▶ Input records:
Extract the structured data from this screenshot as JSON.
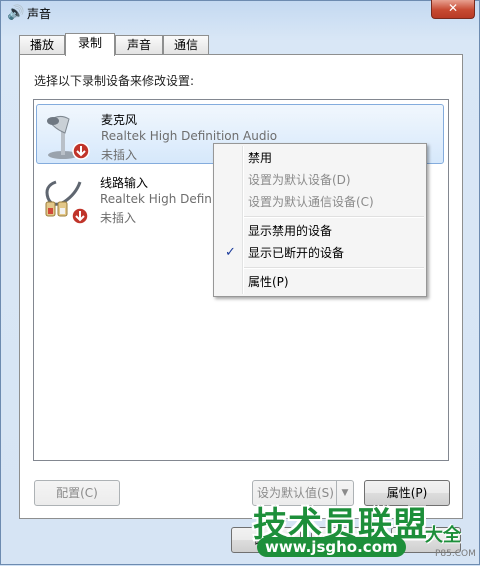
{
  "window": {
    "title": "声音",
    "close_glyph": "✕"
  },
  "tabs": [
    {
      "label": "播放",
      "active": false
    },
    {
      "label": "录制",
      "active": true
    },
    {
      "label": "声音",
      "active": false
    },
    {
      "label": "通信",
      "active": false
    }
  ],
  "panel": {
    "instruction": "选择以下录制设备来修改设置:",
    "devices": [
      {
        "name": "麦克风",
        "description": "Realtek High Definition Audio",
        "status": "未插入",
        "icon": "microphone-icon",
        "selected": true
      },
      {
        "name": "线路输入",
        "description": "Realtek High Definition Audio",
        "status": "未插入",
        "icon": "line-in-cable-icon",
        "selected": false
      }
    ]
  },
  "buttons": {
    "configure": "配置(C)",
    "set_default": "设为默认值(S)",
    "set_default_arrow": "▼",
    "properties": "属性(P)",
    "ok": "确定"
  },
  "context_menu": {
    "items": [
      {
        "label": "禁用",
        "enabled": true,
        "checked": false
      },
      {
        "label": "设置为默认设备(D)",
        "enabled": false,
        "checked": false
      },
      {
        "label": "设置为默认通信设备(C)",
        "enabled": false,
        "checked": false
      },
      {
        "label": "显示禁用的设备",
        "enabled": true,
        "checked": false
      },
      {
        "label": "显示已断开的设备",
        "enabled": true,
        "checked": true
      },
      {
        "label": "属性(P)",
        "enabled": true,
        "checked": false
      }
    ],
    "check_glyph": "✓"
  },
  "watermark": {
    "title": "技术员联盟",
    "side": "大全",
    "url": "www.jsgho.com",
    "tiny": "P85.COM"
  },
  "colors": {
    "selection_border": "#84acdd",
    "watermark_green": "#1d8f3a",
    "close_red": "#c74a32"
  }
}
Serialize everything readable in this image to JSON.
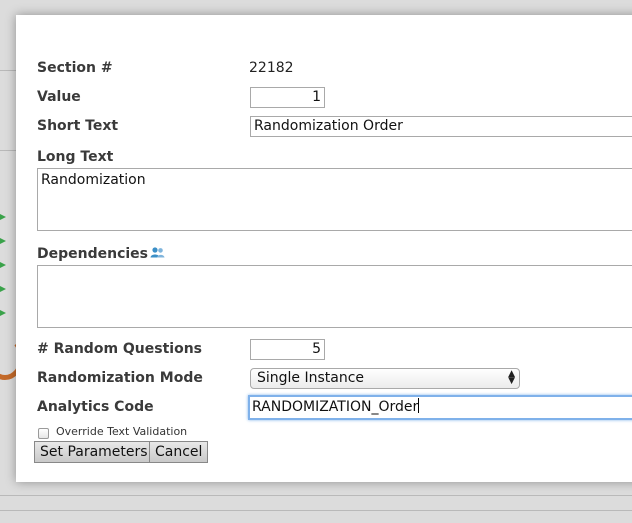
{
  "section": {
    "label": "Section #",
    "value": "22182"
  },
  "value_field": {
    "label": "Value",
    "value": "1"
  },
  "short_text": {
    "label": "Short Text",
    "value": "Randomization Order"
  },
  "long_text": {
    "label": "Long Text",
    "value": "Randomization"
  },
  "dependencies": {
    "label": "Dependencies",
    "icon": "users-icon",
    "value": ""
  },
  "random_questions": {
    "label": "# Random Questions",
    "value": "5"
  },
  "randomization_mode": {
    "label": "Randomization Mode",
    "selected": "Single Instance"
  },
  "analytics_code": {
    "label": "Analytics Code",
    "value": "RANDOMIZATION_Order"
  },
  "override": {
    "label": "Override Text Validation",
    "checked": false
  },
  "buttons": {
    "set_parameters": "Set Parameters",
    "cancel": "Cancel"
  },
  "colors": {
    "focus_ring": "#7fb1ea",
    "dialog_bg": "#ffffff",
    "icon_blue": "#3b8fc7"
  }
}
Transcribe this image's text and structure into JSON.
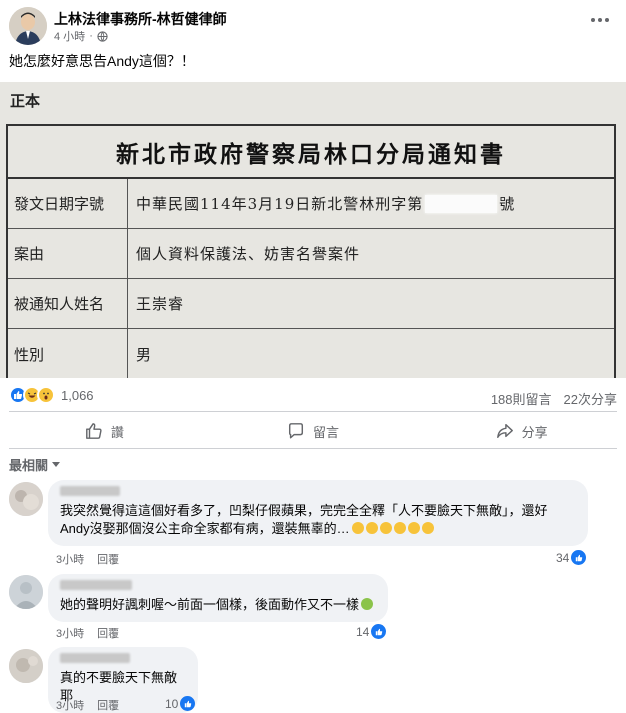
{
  "header": {
    "author": "上林法律事務所-林哲健律師",
    "time": "4 小時"
  },
  "post": {
    "text": "她怎麼好意思告Andy這個？！"
  },
  "document": {
    "label": "正本",
    "title": "新北市政府警察局林口分局通知書",
    "rows": [
      {
        "key": "發文日期字號",
        "value_pre": "中華民國114年3月19日新北警林刑字第",
        "value_post": "號"
      },
      {
        "key": "案由",
        "value": "個人資料保護法、妨害名譽案件"
      },
      {
        "key": "被通知人姓名",
        "value": "王崇睿"
      },
      {
        "key": "性別",
        "value": "男"
      }
    ]
  },
  "reactions": {
    "count": "1,066",
    "comments": "188則留言",
    "shares": "22次分享"
  },
  "actions": {
    "like": "讚",
    "comment": "留言",
    "share": "分享"
  },
  "sort": {
    "label": "最相關"
  },
  "comments": [
    {
      "text": "我突然覺得這這個好看多了，凹梨仔假蘋果，完完全全釋「人不要臉天下無敵」，還好Andy沒娶那個沒公主命全家都有病，還裝無辜的…",
      "time": "3小時",
      "reply": "回覆",
      "likes": "34"
    },
    {
      "text": "她的聲明好諷刺喔～前面一個樣，後面動作又不一樣",
      "time": "3小時",
      "reply": "回覆",
      "likes": "14"
    },
    {
      "text": "真的不要臉天下無敵耶",
      "time": "3小時",
      "reply": "回覆",
      "likes": "10"
    }
  ],
  "colors": {
    "accent": "#1877f2",
    "muted": "#65676b",
    "bubble": "#f0f2f5"
  }
}
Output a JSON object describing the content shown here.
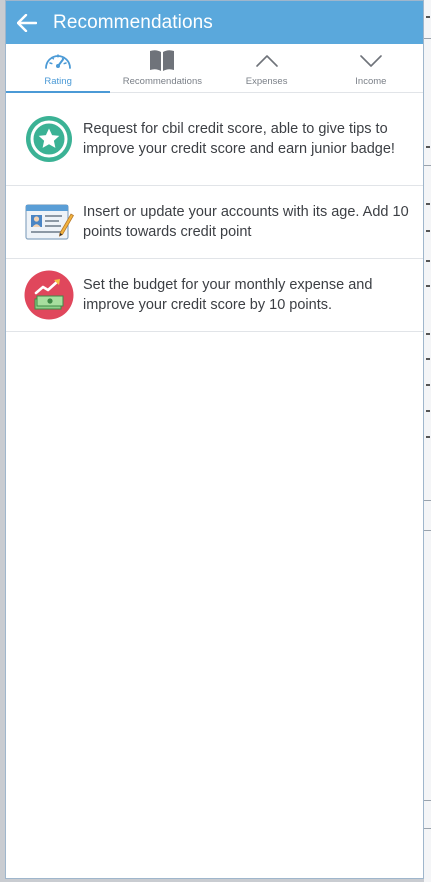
{
  "header": {
    "title": "Recommendations",
    "back_icon": "arrow-left-icon",
    "bar_color": "#5aa8dc"
  },
  "tabs": [
    {
      "label": "Rating",
      "icon": "speedometer-icon",
      "active": true
    },
    {
      "label": "Recommendations",
      "icon": "book-icon",
      "active": false
    },
    {
      "label": "Expenses",
      "icon": "chevron-up-icon",
      "active": false
    },
    {
      "label": "Income",
      "icon": "chevron-down-icon",
      "active": false
    }
  ],
  "recommendations": [
    {
      "text": "Request for cbil credit score, able to give tips to improve your credit score and earn junior badge!",
      "icon": "star-badge-icon",
      "icon_color": "#3bb295"
    },
    {
      "text": "Insert or update your accounts with its age. Add 10 points towards credit point",
      "icon": "account-card-icon"
    },
    {
      "text": "Set the budget for your monthly expense and improve your credit score by 10 points.",
      "icon": "money-growth-icon",
      "icon_color": "#e0475c"
    }
  ],
  "accent_color": "#4b9ad6"
}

▶ Task:
Repeat each entry exactly as given; no pictures belong in the copy.

▶ Exercise response:
Extract the structured data from this screenshot as JSON.
{
  "window": {
    "title": "声音",
    "close_glyph": "✕"
  },
  "tabs": [
    {
      "label": "播放",
      "active": false
    },
    {
      "label": "录制",
      "active": true
    },
    {
      "label": "声音",
      "active": false
    },
    {
      "label": "通信",
      "active": false
    }
  ],
  "panel": {
    "instruction": "选择以下录制设备来修改设置:",
    "devices": [
      {
        "name": "麦克风",
        "description": "Realtek High Definition Audio",
        "status": "未插入",
        "icon": "microphone-icon",
        "selected": true
      },
      {
        "name": "线路输入",
        "description": "Realtek High Definition Audio",
        "status": "未插入",
        "icon": "line-in-cable-icon",
        "selected": false
      }
    ]
  },
  "buttons": {
    "configure": "配置(C)",
    "set_default": "设为默认值(S)",
    "set_default_arrow": "▼",
    "properties": "属性(P)",
    "ok": "确定"
  },
  "context_menu": {
    "items": [
      {
        "label": "禁用",
        "enabled": true,
        "checked": false
      },
      {
        "label": "设置为默认设备(D)",
        "enabled": false,
        "checked": false
      },
      {
        "label": "设置为默认通信设备(C)",
        "enabled": false,
        "checked": false
      },
      {
        "label": "显示禁用的设备",
        "enabled": true,
        "checked": false
      },
      {
        "label": "显示已断开的设备",
        "enabled": true,
        "checked": true
      },
      {
        "label": "属性(P)",
        "enabled": true,
        "checked": false
      }
    ],
    "check_glyph": "✓"
  },
  "watermark": {
    "title": "技术员联盟",
    "side": "大全",
    "url": "www.jsgho.com",
    "tiny": "P85.COM"
  },
  "colors": {
    "selection_border": "#84acdd",
    "watermark_green": "#1d8f3a",
    "close_red": "#c74a32"
  }
}
Serialize everything readable in this image to JSON.
{
  "section": {
    "label": "Section #",
    "value": "22182"
  },
  "value_field": {
    "label": "Value",
    "value": "1"
  },
  "short_text": {
    "label": "Short Text",
    "value": "Randomization Order"
  },
  "long_text": {
    "label": "Long Text",
    "value": "Randomization"
  },
  "dependencies": {
    "label": "Dependencies",
    "icon": "users-icon",
    "value": ""
  },
  "random_questions": {
    "label": "# Random Questions",
    "value": "5"
  },
  "randomization_mode": {
    "label": "Randomization Mode",
    "selected": "Single Instance"
  },
  "analytics_code": {
    "label": "Analytics Code",
    "value": "RANDOMIZATION_Order"
  },
  "override": {
    "label": "Override Text Validation",
    "checked": false
  },
  "buttons": {
    "set_parameters": "Set Parameters",
    "cancel": "Cancel"
  },
  "colors": {
    "focus_ring": "#7fb1ea",
    "dialog_bg": "#ffffff",
    "icon_blue": "#3b8fc7"
  }
}
Transcribe this image's text and structure into JSON.
{
  "header": {
    "author": "上林法律事務所-林哲健律師",
    "time": "4 小時"
  },
  "post": {
    "text": "她怎麼好意思告Andy這個？！"
  },
  "document": {
    "label": "正本",
    "title": "新北市政府警察局林口分局通知書",
    "rows": [
      {
        "key": "發文日期字號",
        "value_pre": "中華民國114年3月19日新北警林刑字第",
        "value_post": "號"
      },
      {
        "key": "案由",
        "value": "個人資料保護法、妨害名譽案件"
      },
      {
        "key": "被通知人姓名",
        "value": "王崇睿"
      },
      {
        "key": "性別",
        "value": "男"
      }
    ]
  },
  "reactions": {
    "count": "1,066",
    "comments": "188則留言",
    "shares": "22次分享"
  },
  "actions": {
    "like": "讚",
    "comment": "留言",
    "share": "分享"
  },
  "sort": {
    "label": "最相關"
  },
  "comments": [
    {
      "text": "我突然覺得這這個好看多了，凹梨仔假蘋果，完完全全釋「人不要臉天下無敵」，還好Andy沒娶那個沒公主命全家都有病，還裝無辜的…",
      "time": "3小時",
      "reply": "回覆",
      "likes": "34"
    },
    {
      "text": "她的聲明好諷刺喔～前面一個樣，後面動作又不一樣",
      "time": "3小時",
      "reply": "回覆",
      "likes": "14"
    },
    {
      "text": "真的不要臉天下無敵耶",
      "time": "3小時",
      "reply": "回覆",
      "likes": "10"
    }
  ],
  "colors": {
    "accent": "#1877f2",
    "muted": "#65676b",
    "bubble": "#f0f2f5"
  }
}
Output a JSON object describing the content shown here.
{
  "header": {
    "title": "Recommendations",
    "back_icon": "arrow-left-icon",
    "bar_color": "#5aa8dc"
  },
  "tabs": [
    {
      "label": "Rating",
      "icon": "speedometer-icon",
      "active": true
    },
    {
      "label": "Recommendations",
      "icon": "book-icon",
      "active": false
    },
    {
      "label": "Expenses",
      "icon": "chevron-up-icon",
      "active": false
    },
    {
      "label": "Income",
      "icon": "chevron-down-icon",
      "active": false
    }
  ],
  "recommendations": [
    {
      "text": "Request for cbil credit score, able to give tips to improve your credit score and earn junior badge!",
      "icon": "star-badge-icon",
      "icon_color": "#3bb295"
    },
    {
      "text": "Insert or update your accounts with its age. Add 10 points towards credit point",
      "icon": "account-card-icon"
    },
    {
      "text": "Set the budget for your monthly expense and improve your credit score by 10 points.",
      "icon": "money-growth-icon",
      "icon_color": "#e0475c"
    }
  ],
  "accent_color": "#4b9ad6"
}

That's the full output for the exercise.